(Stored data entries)
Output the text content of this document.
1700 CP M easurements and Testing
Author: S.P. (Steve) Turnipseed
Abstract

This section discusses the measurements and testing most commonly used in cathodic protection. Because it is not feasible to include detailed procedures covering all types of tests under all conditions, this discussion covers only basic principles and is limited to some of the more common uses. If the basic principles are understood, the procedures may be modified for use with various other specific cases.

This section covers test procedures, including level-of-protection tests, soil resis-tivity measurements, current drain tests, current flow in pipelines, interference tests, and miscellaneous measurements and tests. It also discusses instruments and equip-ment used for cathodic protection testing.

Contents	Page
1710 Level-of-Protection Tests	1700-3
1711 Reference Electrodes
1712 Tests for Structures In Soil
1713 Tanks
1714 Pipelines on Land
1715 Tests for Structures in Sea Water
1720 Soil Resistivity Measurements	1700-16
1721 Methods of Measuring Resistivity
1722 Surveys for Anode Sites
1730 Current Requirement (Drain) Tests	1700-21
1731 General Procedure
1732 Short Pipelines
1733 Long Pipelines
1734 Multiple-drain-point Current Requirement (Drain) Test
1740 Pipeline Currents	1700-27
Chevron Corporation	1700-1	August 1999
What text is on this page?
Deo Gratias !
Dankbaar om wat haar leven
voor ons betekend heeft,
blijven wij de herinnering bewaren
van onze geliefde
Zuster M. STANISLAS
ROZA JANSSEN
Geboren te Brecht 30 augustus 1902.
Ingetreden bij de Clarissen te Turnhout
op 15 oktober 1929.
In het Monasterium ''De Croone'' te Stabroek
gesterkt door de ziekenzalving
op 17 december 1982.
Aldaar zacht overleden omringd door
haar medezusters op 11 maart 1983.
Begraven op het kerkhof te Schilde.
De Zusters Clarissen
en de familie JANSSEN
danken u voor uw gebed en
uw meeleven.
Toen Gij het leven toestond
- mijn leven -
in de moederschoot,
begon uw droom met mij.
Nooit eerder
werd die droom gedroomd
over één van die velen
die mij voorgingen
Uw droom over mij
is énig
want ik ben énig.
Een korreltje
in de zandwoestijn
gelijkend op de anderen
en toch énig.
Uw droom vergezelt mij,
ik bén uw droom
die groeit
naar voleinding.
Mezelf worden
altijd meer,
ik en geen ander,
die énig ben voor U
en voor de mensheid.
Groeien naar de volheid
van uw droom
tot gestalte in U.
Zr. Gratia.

SET TASK: Retype the material in full, character for character.

ANSWER:
Output the text content of this document.
1700 CP M easurements and Testing
Author: S.P. (Steve) Turnipseed
Abstract

This section discusses the measurements and testing most commonly used in cathodic protection. Because it is not feasible to include detailed procedures covering all types of tests under all conditions, this discussion covers only basic principles and is limited to some of the more common uses. If the basic principles are understood, the procedures may be modified for use with various other specific cases.

This section covers test procedures, including level-of-protection tests, soil resis-tivity measurements, current drain tests, current flow in pipelines, interference tests, and miscellaneous measurements and tests. It also discusses instruments and equip-ment used for cathodic protection testing.

Contents	Page
1710 Level-of-Protection Tests	1700-3
1711 Reference Electrodes
1712 Tests for Structures In Soil
1713 Tanks
1714 Pipelines on Land
1715 Tests for Structures in Sea Water
1720 Soil Resistivity Measurements	1700-16
1721 Methods of Measuring Resistivity
1722 Surveys for Anode Sites
1730 Current Requirement (Drain) Tests	1700-21
1731 General Procedure
1732 Short Pipelines
1733 Long Pipelines
1734 Multiple-drain-point Current Requirement (Drain) Test
1740 Pipeline Currents	1700-27
Chevron Corporation	1700-1	August 1999
What text is on this page?
Deo Gratias !
Dankbaar om wat haar leven
voor ons betekend heeft,
blijven wij de herinnering bewaren
van onze geliefde
Zuster M. STANISLAS
ROZA JANSSEN
Geboren te Brecht 30 augustus 1902.
Ingetreden bij de Clarissen te Turnhout
op 15 oktober 1929.
In het Monasterium ''De Croone'' te Stabroek
gesterkt door de ziekenzalving
op 17 december 1982.
Aldaar zacht overleden omringd door
haar medezusters op 11 maart 1983.
Begraven op het kerkhof te Schilde.
De Zusters Clarissen
en de familie JANSSEN
danken u voor uw gebed en
uw meeleven.
Toen Gij het leven toestond
- mijn leven -
in de moederschoot,
begon uw droom met mij.
Nooit eerder
werd die droom gedroomd
over één van die velen
die mij voorgingen
Uw droom over mij
is énig
want ik ben énig.
Een korreltje
in de zandwoestijn
gelijkend op de anderen
en toch énig.
Uw droom vergezelt mij,
ik bén uw droom
die groeit
naar voleinding.
Mezelf worden
altijd meer,
ik en geen ander,
die énig ben voor U
en voor de mensheid.
Groeien naar de volheid
van uw droom
tot gestalte in U.
Zr. Gratia.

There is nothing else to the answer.